Then all kinds of groups will put together placards and t-shirts and call reporters as one of them delivers a rehearsed speech of disjointed adjectives. That would be followed by full-frontal attack from the league of professionals, the ones that really went to school and ought to know better. Mostly they would be indigenes (yes, that term is still being used in 2018) of the state capital and or people in the opposition parties. Those ones would not wear T-shirts or march through the streets. They would take their offensive directly to the newsrooms and headquarters of television houses. They would huff and puff.

‘The governor wants to destroy the legacy of our past leaders. ‘He wants to move the state capital somewhere else.’

‘He has an alternative motive. Forget all that talk about creating an industrial city. This is a democracy and we will approach the court.’

And that is how the suit-wearing, self–righteous, all-knowing group rolls. Before you can say `hello’, they would have procured a dozen court injunctions restraining the governor from everything, from peeing to even thinking the project thenceforth.

So, sometimes our leaders have ideas and we the people already pissed off by many things I’d rather not list just yet, just shoot down even the innovative ones. Don’t blame us, our policy is all jammed up with investors, who pretend to be leaders and politicians who do not deliver on their promises.

Everything is all messed up here but we can undo so much right now. All we need do is just copy-and-paste. The governors and ministers of the Federal Republic of Nigeria who accompanied President Muhammadu Buhari to these same cities some months ago, can they just replicate something, just one thing even if it is the mowing of lawns and planting flowers? Just copy and replicate.

You didn’t even ask me what I was doing in China. On the invitation and support of the Chinese Mission to Nigeria, yours sincerely led a delegation of editors to China as part of fulfilling one of the promises of the current EXCO of the Nigerian Guild of Editors.

•••

■ Your assignment
Rewrite the supplied text from "Then all kinds" up to and including "huff and puff.", putting "banners" in place of "placards". None of the lines that come next are needed.

■ Excerpted records

•••

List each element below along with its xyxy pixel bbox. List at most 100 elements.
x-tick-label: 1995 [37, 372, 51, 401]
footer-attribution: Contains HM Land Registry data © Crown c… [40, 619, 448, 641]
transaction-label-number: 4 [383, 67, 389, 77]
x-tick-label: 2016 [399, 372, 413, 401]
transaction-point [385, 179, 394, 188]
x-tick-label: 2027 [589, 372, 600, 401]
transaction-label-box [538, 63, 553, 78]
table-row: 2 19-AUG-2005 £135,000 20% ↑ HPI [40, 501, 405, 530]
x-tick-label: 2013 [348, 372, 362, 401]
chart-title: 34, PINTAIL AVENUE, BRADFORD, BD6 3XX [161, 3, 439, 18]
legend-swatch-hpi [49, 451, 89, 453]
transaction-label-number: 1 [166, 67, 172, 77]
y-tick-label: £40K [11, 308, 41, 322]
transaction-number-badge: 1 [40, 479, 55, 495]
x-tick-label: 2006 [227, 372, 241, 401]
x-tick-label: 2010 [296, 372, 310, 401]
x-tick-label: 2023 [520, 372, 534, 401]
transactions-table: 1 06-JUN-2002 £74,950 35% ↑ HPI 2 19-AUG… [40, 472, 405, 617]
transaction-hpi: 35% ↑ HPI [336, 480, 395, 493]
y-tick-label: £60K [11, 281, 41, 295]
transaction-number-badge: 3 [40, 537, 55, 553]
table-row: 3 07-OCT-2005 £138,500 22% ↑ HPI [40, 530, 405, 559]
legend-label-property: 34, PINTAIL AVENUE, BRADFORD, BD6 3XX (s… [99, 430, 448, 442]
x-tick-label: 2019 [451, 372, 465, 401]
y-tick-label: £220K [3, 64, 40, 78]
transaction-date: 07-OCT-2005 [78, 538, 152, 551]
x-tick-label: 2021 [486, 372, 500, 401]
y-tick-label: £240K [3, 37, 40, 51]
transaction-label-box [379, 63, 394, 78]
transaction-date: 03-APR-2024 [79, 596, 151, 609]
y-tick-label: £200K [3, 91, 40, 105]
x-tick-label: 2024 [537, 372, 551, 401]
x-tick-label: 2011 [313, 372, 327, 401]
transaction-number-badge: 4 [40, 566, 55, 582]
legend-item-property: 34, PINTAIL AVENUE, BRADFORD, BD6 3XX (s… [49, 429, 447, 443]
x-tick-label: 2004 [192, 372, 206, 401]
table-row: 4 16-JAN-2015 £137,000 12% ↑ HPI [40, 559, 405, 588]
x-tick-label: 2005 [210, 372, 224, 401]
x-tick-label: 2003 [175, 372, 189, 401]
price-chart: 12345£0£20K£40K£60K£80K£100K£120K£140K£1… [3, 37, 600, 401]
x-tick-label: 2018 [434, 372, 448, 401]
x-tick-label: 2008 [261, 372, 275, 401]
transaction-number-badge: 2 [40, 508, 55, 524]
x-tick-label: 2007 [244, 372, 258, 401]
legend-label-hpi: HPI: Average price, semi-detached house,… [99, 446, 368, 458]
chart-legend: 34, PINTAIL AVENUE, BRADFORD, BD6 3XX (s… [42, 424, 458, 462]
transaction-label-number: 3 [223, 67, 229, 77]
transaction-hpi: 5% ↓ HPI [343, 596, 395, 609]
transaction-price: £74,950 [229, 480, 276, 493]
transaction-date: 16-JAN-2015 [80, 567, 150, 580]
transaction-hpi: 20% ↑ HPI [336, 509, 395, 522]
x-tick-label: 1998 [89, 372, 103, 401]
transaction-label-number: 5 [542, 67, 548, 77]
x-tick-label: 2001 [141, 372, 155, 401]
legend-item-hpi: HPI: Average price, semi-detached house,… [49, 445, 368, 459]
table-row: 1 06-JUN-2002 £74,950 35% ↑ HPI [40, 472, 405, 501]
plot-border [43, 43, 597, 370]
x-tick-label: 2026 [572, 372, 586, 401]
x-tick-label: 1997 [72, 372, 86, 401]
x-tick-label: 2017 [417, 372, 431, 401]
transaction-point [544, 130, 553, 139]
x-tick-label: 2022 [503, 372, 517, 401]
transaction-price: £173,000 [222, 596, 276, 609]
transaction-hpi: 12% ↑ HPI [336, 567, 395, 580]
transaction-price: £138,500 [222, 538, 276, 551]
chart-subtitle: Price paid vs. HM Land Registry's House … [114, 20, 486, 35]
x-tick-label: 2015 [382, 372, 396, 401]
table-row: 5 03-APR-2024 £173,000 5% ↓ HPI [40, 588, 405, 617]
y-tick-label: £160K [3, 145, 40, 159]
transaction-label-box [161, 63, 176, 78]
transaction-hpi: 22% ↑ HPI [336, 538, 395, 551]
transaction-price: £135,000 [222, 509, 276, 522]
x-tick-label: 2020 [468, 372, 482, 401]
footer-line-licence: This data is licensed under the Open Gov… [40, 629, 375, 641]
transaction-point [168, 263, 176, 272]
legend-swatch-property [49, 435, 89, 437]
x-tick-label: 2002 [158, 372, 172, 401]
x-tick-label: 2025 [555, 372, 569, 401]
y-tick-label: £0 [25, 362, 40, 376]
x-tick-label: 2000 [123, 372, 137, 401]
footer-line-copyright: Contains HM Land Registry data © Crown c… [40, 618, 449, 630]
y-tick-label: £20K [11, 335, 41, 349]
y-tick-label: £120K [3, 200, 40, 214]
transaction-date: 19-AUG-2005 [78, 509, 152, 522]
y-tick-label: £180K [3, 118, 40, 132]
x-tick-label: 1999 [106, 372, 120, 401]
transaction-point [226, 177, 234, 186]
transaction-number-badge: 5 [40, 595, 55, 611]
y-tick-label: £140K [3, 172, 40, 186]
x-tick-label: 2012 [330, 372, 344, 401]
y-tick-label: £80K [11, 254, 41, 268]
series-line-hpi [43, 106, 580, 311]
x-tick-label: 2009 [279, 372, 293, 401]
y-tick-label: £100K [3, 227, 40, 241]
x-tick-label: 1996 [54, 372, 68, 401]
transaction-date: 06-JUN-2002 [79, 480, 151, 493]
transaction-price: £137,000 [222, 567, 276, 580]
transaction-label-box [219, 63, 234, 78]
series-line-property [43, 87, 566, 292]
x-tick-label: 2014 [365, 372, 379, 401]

•••

■ Task solution
Then all kinds of groups will put together banners and t-shirts and call reporters as one of them delivers a rehearsed speech of disjointed adjectives. That would be followed by full-frontal attack from the league of professionals, the ones that really went to school and ought to know better. Mostly they would be indigenes (yes, that term is still being used in 2018) of the state capital and or people in the opposition parties. Those ones would not wear T-shirts or march through the streets. They would take their offensive directly to the newsrooms and headquarters of television houses. They would huff and puff.